Stored data
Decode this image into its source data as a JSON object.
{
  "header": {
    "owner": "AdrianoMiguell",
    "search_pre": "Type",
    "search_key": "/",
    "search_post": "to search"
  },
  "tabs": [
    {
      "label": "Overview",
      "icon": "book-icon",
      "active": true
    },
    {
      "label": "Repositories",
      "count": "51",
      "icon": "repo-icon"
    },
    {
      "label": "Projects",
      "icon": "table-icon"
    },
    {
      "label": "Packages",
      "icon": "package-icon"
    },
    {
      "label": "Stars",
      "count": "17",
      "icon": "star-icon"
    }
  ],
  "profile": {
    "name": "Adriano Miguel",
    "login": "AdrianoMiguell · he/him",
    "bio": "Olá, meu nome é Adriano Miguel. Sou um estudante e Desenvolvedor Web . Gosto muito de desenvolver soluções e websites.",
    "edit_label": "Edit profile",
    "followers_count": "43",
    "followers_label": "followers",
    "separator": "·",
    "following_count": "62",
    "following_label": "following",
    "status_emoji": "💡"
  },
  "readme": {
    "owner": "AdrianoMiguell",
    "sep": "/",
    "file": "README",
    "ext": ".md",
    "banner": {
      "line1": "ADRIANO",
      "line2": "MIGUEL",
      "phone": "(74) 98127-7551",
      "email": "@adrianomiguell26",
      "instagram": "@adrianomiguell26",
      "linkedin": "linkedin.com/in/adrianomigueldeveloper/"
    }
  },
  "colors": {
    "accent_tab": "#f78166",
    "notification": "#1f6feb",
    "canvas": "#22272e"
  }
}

Problem details
Word for word, quote all of the data above.

Exercise answer
Decode this image into its source data as a JSON object.
{
  "header": {
    "owner": "AdrianoMiguell",
    "search_pre": "Type",
    "search_key": "/",
    "search_post": "to search"
  },
  "tabs": [
    {
      "label": "Overview",
      "icon": "book-icon",
      "active": true
    },
    {
      "label": "Repositories",
      "count": "51",
      "icon": "repo-icon"
    },
    {
      "label": "Projects",
      "icon": "table-icon"
    },
    {
      "label": "Packages",
      "icon": "package-icon"
    },
    {
      "label": "Stars",
      "count": "17",
      "icon": "star-icon"
    }
  ],
  "profile": {
    "name": "Adriano Miguel",
    "login": "AdrianoMiguell · he/him",
    "bio": "Olá, meu nome é Adriano Miguel. Sou um estudante e Desenvolvedor Web . Gosto muito de desenvolver soluções e websites.",
    "edit_label": "Edit profile",
    "followers_count": "43",
    "followers_label": "followers",
    "separator": "·",
    "following_count": "62",
    "following_label": "following",
    "status_emoji": "💡"
  },
  "readme": {
    "owner": "AdrianoMiguell",
    "sep": "/",
    "file": "README",
    "ext": ".md",
    "banner": {
      "line1": "ADRIANO",
      "line2": "MIGUEL",
      "phone": "(74) 98127-7551",
      "email": "@adrianomiguell26",
      "instagram": "@adrianomiguell26",
      "linkedin": "linkedin.com/in/adrianomigueldeveloper/"
    }
  },
  "colors": {
    "accent_tab": "#f78166",
    "notification": "#1f6feb",
    "canvas": "#22272e"
  }
}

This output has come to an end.